## begin DATA RECORDS

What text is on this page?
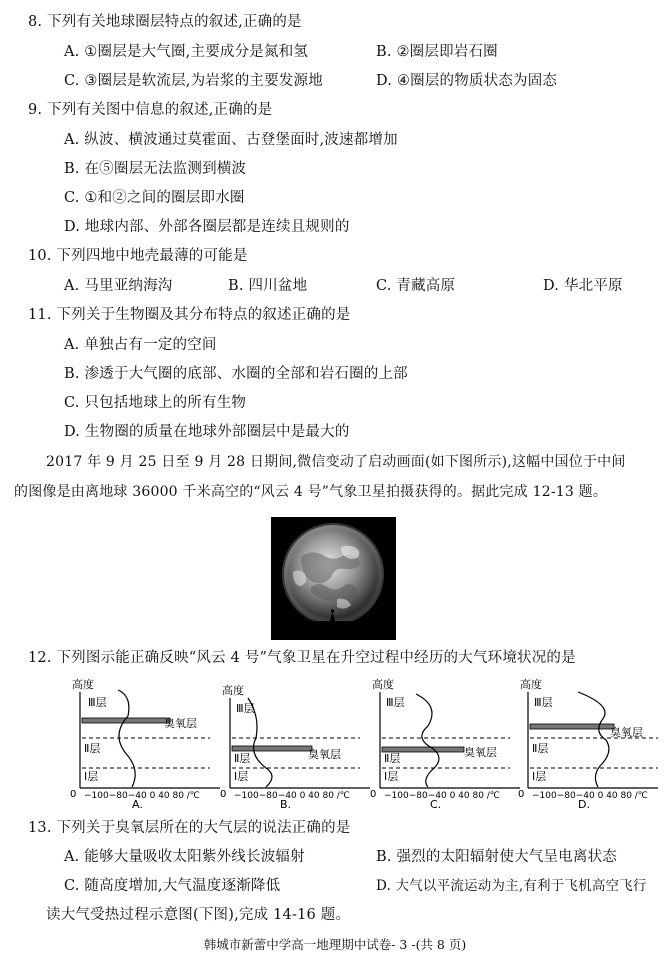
8. 下列有关地球圈层特点的叙述,正确的是
A. ①圈层是大气圈,主要成分是氮和氢	B. ②圈层即岩石圈
C. ③圈层是软流层,为岩浆的主要发源地	D. ④圈层的物质状态为固态
9. 下列有关图中信息的叙述,正确的是
A. 纵波、横波通过莫霍面、古登堡面时,波速都增加
B. 在⑤圈层无法监测到横波
C. ①和②之间的圈层即水圈
D. 地球内部、外部各圈层都是连续且规则的
10. 下列四地中地壳最薄的可能是
A. 马里亚纳海沟	B. 四川盆地	C. 青藏高原	D. 华北平原
11. 下列关于生物圈及其分布特点的叙述正确的是
A. 单独占有一定的空间
B. 渗透于大气圈的底部、水圈的全部和岩石圈的上部
C. 只包括地球上的所有生物
D. 生物圈的质量在地球外部圈层中是最大的
2017 年 9 月 25 日至 9 月 28 日期间,微信变动了启动画面(如下图所示),这幅中国位于中间
的图像是由离地球 36000 千米高空的“风云 4 号”气象卫星拍摄获得的。据此完成 12-13 题。
12. 下列图示能正确反映“风云 4 号”气象卫星在升空过程中经历的大气环境状况的是
高度
Ⅲ层
臭氧层
Ⅱ层
Ⅰ层
0 −100−80−40 0 40 80 /℃
A.
高度
Ⅲ层
臭氧层
Ⅱ层
Ⅰ层
0 −100−80−40 0 40 80 /℃
B.
高度
Ⅲ层
臭氧层
Ⅱ层
Ⅰ层
0 −100−80−40 0 40 80 /℃
C.
高度
Ⅲ层
臭氧层
Ⅱ层
Ⅰ层
0 −100−80−40 0 40 80 /℃
D.
13. 下列关于臭氧层所在的大气层的说法正确的是
A. 能够大量吸收太阳紫外线长波辐射	B. 强烈的太阳辐射使大气呈电离状态
C. 随高度增加,大气温度逐渐降低	D. 大气以平流运动为主,有利于飞机高空飞行
读大气受热过程示意图(下图),完成 14-16 题。
韩城市新蕾中学高一地理期中试卷- 3 -(共 8 页)
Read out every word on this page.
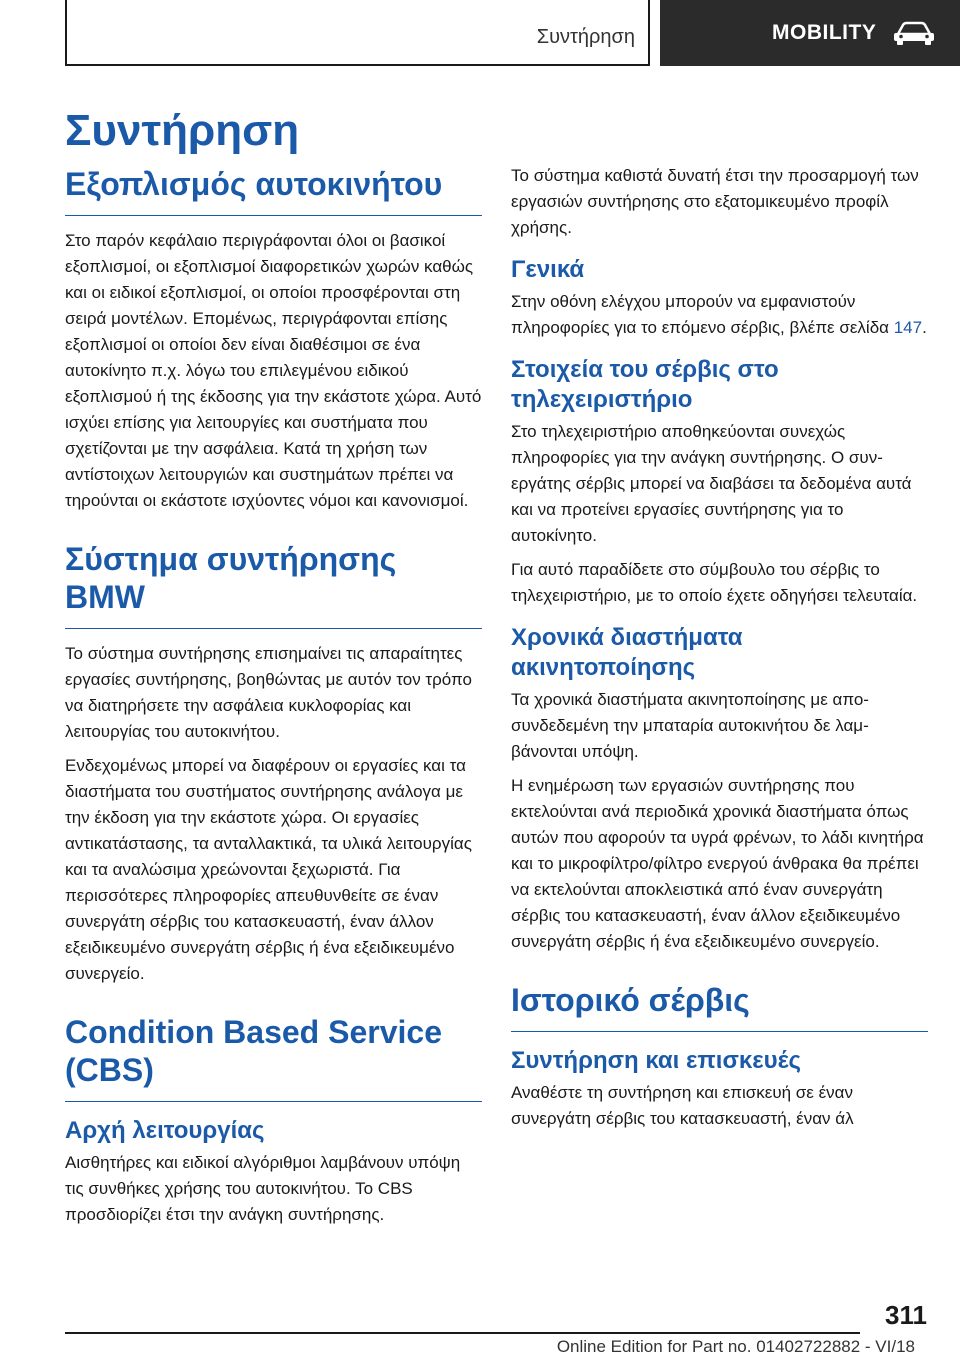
Συντήρηση	MOBILITY
Συντήρηση
Εξοπλισμός αυτοκινήτου

Στο παρόν κεφάλαιο περιγράφονται όλοι οι βασικοί εξοπλισμοί, οι εξοπλισμοί διαφορετικών χωρών καθώς και οι ειδικοί εξοπλισμοί, οι οποίοι προσφέρονται στη σειρά μοντέλων. Επομένως, περιγράφονται επίσης εξοπλισμοί οι οποίοι δεν είναι διαθέσιμοι σε ένα αυτοκίνητο π.χ. λόγω του επιλεγμένου ειδικού εξοπλισμού ή της έκδοσης για την εκάστοτε χώρα. Αυτό ισχύει επίσης για λειτουργίες και συστήματα που σχετίζονται με την ασφάλεια. Κατά τη χρήση των αντίστοιχων λειτουργιών και συστημάτων πρέπει να τηρούνται οι εκάστοτε ισχύοντες νόμοι και κανονισμοί.

Σύστημα συντήρησης BMW

Το σύστημα συντήρησης επισημαίνει τις απαραίτητες εργασίες συντήρησης, βοηθώντας με αυτόν τον τρόπο να διατηρήσετε την ασφάλεια κυκλοφορίας και λειτουργίας του αυτοκινήτου.

Ενδεχομένως μπορεί να διαφέρουν οι εργασίες και τα διαστήματα του συστήματος συντήρησης ανάλογα με την έκδοση για την εκάστοτε χώρα. Οι εργασίες αντικατάστασης, τα ανταλλακτικά, τα υλικά λειτουργίας και τα αναλώσιμα χρεώνονται ξεχωριστά. Για περισσότερες πληροφορίες απευθυνθείτε σε έναν συνεργάτη σέρβις του κατασκευαστή, έναν άλλον εξειδικευμένο συνεργάτη σέρβις ή ένα εξειδικευμένο συνεργείο.

Condition Based Service (CBS)
Αρχή λειτουργίας

Αισθητήρες και ειδικοί αλγόριθμοι λαμβάνουν υπόψη τις συνθήκες χρήσης του αυτοκινήτου. Το CBS προσδιορίζει έτσι την ανάγκη συντήρησης.

Το σύστημα καθιστά δυνατή έτσι την προσαρμογή των εργασιών συντήρησης στο εξατομικευμένο προφίλ χρήσης.

Γενικά

Στην οθόνη ελέγχου μπορούν να εμφανιστούν πληροφορίες για το επόμενο σέρβις, βλέπε σελίδα 147.

Στοιχεία του σέρβις στο τηλεχειριστήριο

Στο τηλεχειριστήριο αποθηκεύονται συνεχώς πληροφορίες για την ανάγκη συντήρησης. Ο συνεργάτης σέρβις μπορεί να διαβάσει τα δεδομένα αυτά και να προτείνει εργασίες συντήρησης για το αυτοκίνητο.

Για αυτό παραδίδετε στο σύμβουλο του σέρβις το τηλεχειριστήριο, με το οποίο έχετε οδηγήσει τελευταία.

Χρονικά διαστήματα ακινητοποίησης

Τα χρονικά διαστήματα ακινητοποίησης με αποσυνδεδεμένη την μπαταρία αυτοκινήτου δε λαμβάνονται υπόψη.

Η ενημέρωση των εργασιών συντήρησης που εκτελούνται ανά περιοδικά χρονικά διαστήματα όπως αυτών που αφορούν τα υγρά φρένων, το λάδι κινητήρα και το μικροφίλτρο/φίλτρο ενεργού άνθρακα θα πρέπει να εκτελούνται αποκλειστικά από έναν συνεργάτη σέρβις του κατασκευαστή, έναν άλλον εξειδικευμένο συνεργάτη σέρβις ή ένα εξειδικευμένο συνεργείο.

Ιστορικό σέρβις
Συντήρηση και επισκευές

Αναθέστε τη συντήρηση και επισκευή σε έναν συνεργάτη σέρβις του κατασκευαστή, έναν άλ

311
Online Edition for Part no. 01402722882 - VI/18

## end DATA RECORDS

PROBLEM TO SOLVE: Exclude the images, then output the data above word for word.

SOLUTION FOR THIS TASK:
What text is on this page?
8. 下列有关地球圈层特点的叙述,正确的是
A. ①圈层是大气圈,主要成分是氮和氢	B. ②圈层即岩石圈
C. ③圈层是软流层,为岩浆的主要发源地	D. ④圈层的物质状态为固态
9. 下列有关图中信息的叙述,正确的是
A. 纵波、横波通过莫霍面、古登堡面时,波速都增加
B. 在⑤圈层无法监测到横波
C. ①和②之间的圈层即水圈
D. 地球内部、外部各圈层都是连续且规则的
10. 下列四地中地壳最薄的可能是
A. 马里亚纳海沟	B. 四川盆地	C. 青藏高原	D. 华北平原
11. 下列关于生物圈及其分布特点的叙述正确的是
A. 单独占有一定的空间
B. 渗透于大气圈的底部、水圈的全部和岩石圈的上部
C. 只包括地球上的所有生物
D. 生物圈的质量在地球外部圈层中是最大的
2017 年 9 月 25 日至 9 月 28 日期间,微信变动了启动画面(如下图所示),这幅中国位于中间
的图像是由离地球 36000 千米高空的“风云 4 号”气象卫星拍摄获得的。据此完成 12-13 题。
12. 下列图示能正确反映“风云 4 号”气象卫星在升空过程中经历的大气环境状况的是
高度
Ⅲ层
臭氧层
Ⅱ层
Ⅰ层
0 −100−80−40 0 40 80 /℃
A.
高度
Ⅲ层
臭氧层
Ⅱ层
Ⅰ层
0 −100−80−40 0 40 80 /℃
B.
高度
Ⅲ层
臭氧层
Ⅱ层
Ⅰ层
0 −100−80−40 0 40 80 /℃
C.
高度
Ⅲ层
臭氧层
Ⅱ层
Ⅰ层
0 −100−80−40 0 40 80 /℃
D.
13. 下列关于臭氧层所在的大气层的说法正确的是
A. 能够大量吸收太阳紫外线长波辐射	B. 强烈的太阳辐射使大气呈电离状态
C. 随高度增加,大气温度逐渐降低	D. 大气以平流运动为主,有利于飞机高空飞行
读大气受热过程示意图(下图),完成 14-16 题。
韩城市新蕾中学高一地理期中试卷- 3 -(共 8 页)
Read out every word on this page.
Συντήρηση	MOBILITY
Συντήρηση
Εξοπλισμός αυτοκινήτου

Στο παρόν κεφάλαιο περιγράφονται όλοι οι βασικοί εξοπλισμοί, οι εξοπλισμοί διαφορετικών χωρών καθώς και οι ειδικοί εξοπλισμοί, οι οποίοι προσφέρονται στη σειρά μοντέλων. Επομένως, περιγράφονται επίσης εξοπλισμοί οι οποίοι δεν είναι διαθέσιμοι σε ένα αυτοκίνητο π.χ. λόγω του επιλεγμένου ειδικού εξοπλισμού ή της έκδοσης για την εκάστοτε χώρα. Αυτό ισχύει επίσης για λειτουργίες και συστήματα που σχετίζονται με την ασφάλεια. Κατά τη χρήση των αντίστοιχων λειτουργιών και συστημάτων πρέπει να τηρούνται οι εκάστοτε ισχύοντες νόμοι και κανονισμοί.

Σύστημα συντήρησης BMW

Το σύστημα συντήρησης επισημαίνει τις απαραίτητες εργασίες συντήρησης, βοηθώντας με αυτόν τον τρόπο να διατηρήσετε την ασφάλεια κυκλοφορίας και λειτουργίας του αυτοκινήτου.

Ενδεχομένως μπορεί να διαφέρουν οι εργασίες και τα διαστήματα του συστήματος συντήρησης ανάλογα με την έκδοση για την εκάστοτε χώρα. Οι εργασίες αντικατάστασης, τα ανταλλακτικά, τα υλικά λειτουργίας και τα αναλώσιμα χρεώνονται ξεχωριστά. Για περισσότερες πληροφορίες απευθυνθείτε σε έναν συνεργάτη σέρβις του κατασκευαστή, έναν άλλον εξειδικευμένο συνεργάτη σέρβις ή ένα εξειδικευμένο συνεργείο.

Condition Based Service (CBS)
Αρχή λειτουργίας

Αισθητήρες και ειδικοί αλγόριθμοι λαμβάνουν υπόψη τις συνθήκες χρήσης του αυτοκινήτου. Το CBS προσδιορίζει έτσι την ανάγκη συντήρησης.

Το σύστημα καθιστά δυνατή έτσι την προσαρμογή των εργασιών συντήρησης στο εξατομικευμένο προφίλ χρήσης.

Γενικά

Στην οθόνη ελέγχου μπορούν να εμφανιστούν πληροφορίες για το επόμενο σέρβις, βλέπε σελίδα 147.

Στοιχεία του σέρβις στο τηλεχειριστήριο

Στο τηλεχειριστήριο αποθηκεύονται συνεχώς πληροφορίες για την ανάγκη συντήρησης. Ο συνεργάτης σέρβις μπορεί να διαβάσει τα δεδομένα αυτά και να προτείνει εργασίες συντήρησης για το αυτοκίνητο.

Για αυτό παραδίδετε στο σύμβουλο του σέρβις το τηλεχειριστήριο, με το οποίο έχετε οδηγήσει τελευταία.

Χρονικά διαστήματα ακινητοποίησης

Τα χρονικά διαστήματα ακινητοποίησης με αποσυνδεδεμένη την μπαταρία αυτοκινήτου δε λαμβάνονται υπόψη.

Η ενημέρωση των εργασιών συντήρησης που εκτελούνται ανά περιοδικά χρονικά διαστήματα όπως αυτών που αφορούν τα υγρά φρένων, το λάδι κινητήρα και το μικροφίλτρο/φίλτρο ενεργού άνθρακα θα πρέπει να εκτελούνται αποκλειστικά από έναν συνεργάτη σέρβις του κατασκευαστή, έναν άλλον εξειδικευμένο συνεργάτη σέρβις ή ένα εξειδικευμένο συνεργείο.

Ιστορικό σέρβις
Συντήρηση και επισκευές

Αναθέστε τη συντήρηση και επισκευή σε έναν συνεργάτη σέρβις του κατασκευαστή, έναν άλ

311
Online Edition for Part no. 01402722882 - VI/18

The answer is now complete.